__WHAT IS NEEDED__. Can you return each of the records below line for line, with every character unchanged?

[Extracted records]
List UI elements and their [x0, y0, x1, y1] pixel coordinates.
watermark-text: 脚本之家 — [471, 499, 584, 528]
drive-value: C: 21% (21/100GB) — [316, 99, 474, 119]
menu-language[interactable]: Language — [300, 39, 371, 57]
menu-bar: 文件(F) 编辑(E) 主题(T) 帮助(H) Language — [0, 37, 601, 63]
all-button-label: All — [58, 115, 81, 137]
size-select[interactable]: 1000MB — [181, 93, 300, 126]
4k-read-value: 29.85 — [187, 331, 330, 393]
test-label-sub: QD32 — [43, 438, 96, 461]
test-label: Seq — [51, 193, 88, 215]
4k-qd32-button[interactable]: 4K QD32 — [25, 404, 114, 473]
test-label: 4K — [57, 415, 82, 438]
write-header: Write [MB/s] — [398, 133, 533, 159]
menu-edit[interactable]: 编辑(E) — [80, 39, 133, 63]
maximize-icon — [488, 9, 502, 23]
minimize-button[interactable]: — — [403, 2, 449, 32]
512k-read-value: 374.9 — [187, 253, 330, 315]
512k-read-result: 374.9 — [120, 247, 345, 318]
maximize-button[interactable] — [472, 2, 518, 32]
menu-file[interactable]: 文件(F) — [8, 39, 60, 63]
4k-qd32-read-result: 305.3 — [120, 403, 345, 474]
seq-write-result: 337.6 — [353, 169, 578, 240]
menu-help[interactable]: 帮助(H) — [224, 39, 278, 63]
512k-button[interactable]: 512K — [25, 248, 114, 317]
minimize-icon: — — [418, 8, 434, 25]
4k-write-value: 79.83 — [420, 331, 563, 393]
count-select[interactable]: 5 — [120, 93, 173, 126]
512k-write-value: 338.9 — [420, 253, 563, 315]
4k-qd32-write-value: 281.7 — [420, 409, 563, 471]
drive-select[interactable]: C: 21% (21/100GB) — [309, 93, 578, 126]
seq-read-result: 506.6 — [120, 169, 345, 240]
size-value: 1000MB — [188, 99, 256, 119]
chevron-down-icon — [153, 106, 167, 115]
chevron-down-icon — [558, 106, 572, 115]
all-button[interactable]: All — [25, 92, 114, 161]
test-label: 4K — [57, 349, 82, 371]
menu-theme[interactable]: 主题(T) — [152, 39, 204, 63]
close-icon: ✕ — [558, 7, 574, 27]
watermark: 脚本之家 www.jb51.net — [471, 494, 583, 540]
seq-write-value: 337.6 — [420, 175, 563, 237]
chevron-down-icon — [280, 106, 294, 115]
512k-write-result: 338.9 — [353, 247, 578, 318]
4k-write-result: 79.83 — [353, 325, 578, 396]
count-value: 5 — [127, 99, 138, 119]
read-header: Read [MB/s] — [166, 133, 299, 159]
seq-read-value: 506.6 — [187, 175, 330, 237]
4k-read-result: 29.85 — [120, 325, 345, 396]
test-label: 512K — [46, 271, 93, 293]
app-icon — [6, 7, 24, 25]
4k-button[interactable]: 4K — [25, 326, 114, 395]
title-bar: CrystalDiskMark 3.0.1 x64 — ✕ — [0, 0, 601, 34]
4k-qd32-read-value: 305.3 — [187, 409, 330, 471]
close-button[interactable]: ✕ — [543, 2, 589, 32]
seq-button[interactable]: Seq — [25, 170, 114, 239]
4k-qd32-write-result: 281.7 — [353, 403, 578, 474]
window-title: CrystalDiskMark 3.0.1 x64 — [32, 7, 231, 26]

__EXERCISE RESULT__.
List UI elements and their [x0, y0, x1, y1] pixel coordinates.
watermark-text: 脚本之家 — [471, 499, 584, 528]
drive-value: C: 21% (21/100GB) — [316, 99, 474, 119]
menu-language[interactable]: Language — [300, 39, 371, 57]
menu-bar: 文件(F) 编辑(E) 主题(T) 帮助(H) Language — [0, 37, 601, 63]
all-button-label: All — [58, 115, 81, 137]
size-select[interactable]: 1000MB — [181, 93, 300, 126]
4k-read-value: 29.85 — [187, 331, 330, 393]
test-label-sub: QD32 — [43, 438, 96, 461]
test-label: Seq — [51, 193, 88, 215]
4k-qd32-button[interactable]: 4K QD32 — [25, 404, 114, 473]
test-label: 4K — [57, 415, 82, 438]
write-header: Write [MB/s] — [398, 133, 533, 159]
menu-edit[interactable]: 编辑(E) — [80, 39, 133, 63]
maximize-icon — [488, 9, 502, 23]
minimize-button[interactable]: — — [403, 2, 449, 32]
512k-read-value: 374.9 — [187, 253, 330, 315]
512k-read-result: 374.9 — [120, 247, 345, 318]
maximize-button[interactable] — [472, 2, 518, 32]
menu-file[interactable]: 文件(F) — [8, 39, 60, 63]
4k-qd32-read-result: 305.3 — [120, 403, 345, 474]
seq-write-result: 337.6 — [353, 169, 578, 240]
menu-help[interactable]: 帮助(H) — [224, 39, 278, 63]
512k-button[interactable]: 512K — [25, 248, 114, 317]
minimize-icon: — — [418, 8, 434, 25]
4k-write-value: 79.83 — [420, 331, 563, 393]
count-select[interactable]: 5 — [120, 93, 173, 126]
512k-write-value: 338.9 — [420, 253, 563, 315]
4k-qd32-write-value: 281.7 — [420, 409, 563, 471]
drive-select[interactable]: C: 21% (21/100GB) — [309, 93, 578, 126]
seq-read-result: 506.6 — [120, 169, 345, 240]
size-value: 1000MB — [188, 99, 256, 119]
chevron-down-icon — [153, 106, 167, 115]
chevron-down-icon — [558, 106, 572, 115]
all-button[interactable]: All — [25, 92, 114, 161]
test-label: 4K — [57, 349, 82, 371]
menu-theme[interactable]: 主题(T) — [152, 39, 204, 63]
close-icon: ✕ — [558, 7, 574, 27]
watermark: 脚本之家 www.jb51.net — [471, 494, 583, 540]
seq-write-value: 337.6 — [420, 175, 563, 237]
chevron-down-icon — [280, 106, 294, 115]
512k-write-result: 338.9 — [353, 247, 578, 318]
4k-write-result: 79.83 — [353, 325, 578, 396]
count-value: 5 — [127, 99, 138, 119]
read-header: Read [MB/s] — [166, 133, 299, 159]
seq-read-value: 506.6 — [187, 175, 330, 237]
4k-read-result: 29.85 — [120, 325, 345, 396]
test-label: 512K — [46, 271, 93, 293]
app-icon — [6, 7, 24, 25]
4k-button[interactable]: 4K — [25, 326, 114, 395]
title-bar: CrystalDiskMark 3.0.1 x64 — ✕ — [0, 0, 601, 34]
4k-qd32-read-value: 305.3 — [187, 409, 330, 471]
close-button[interactable]: ✕ — [543, 2, 589, 32]
seq-button[interactable]: Seq — [25, 170, 114, 239]
4k-qd32-write-result: 281.7 — [353, 403, 578, 474]
window-title: CrystalDiskMark 3.0.1 x64 — [32, 7, 231, 26]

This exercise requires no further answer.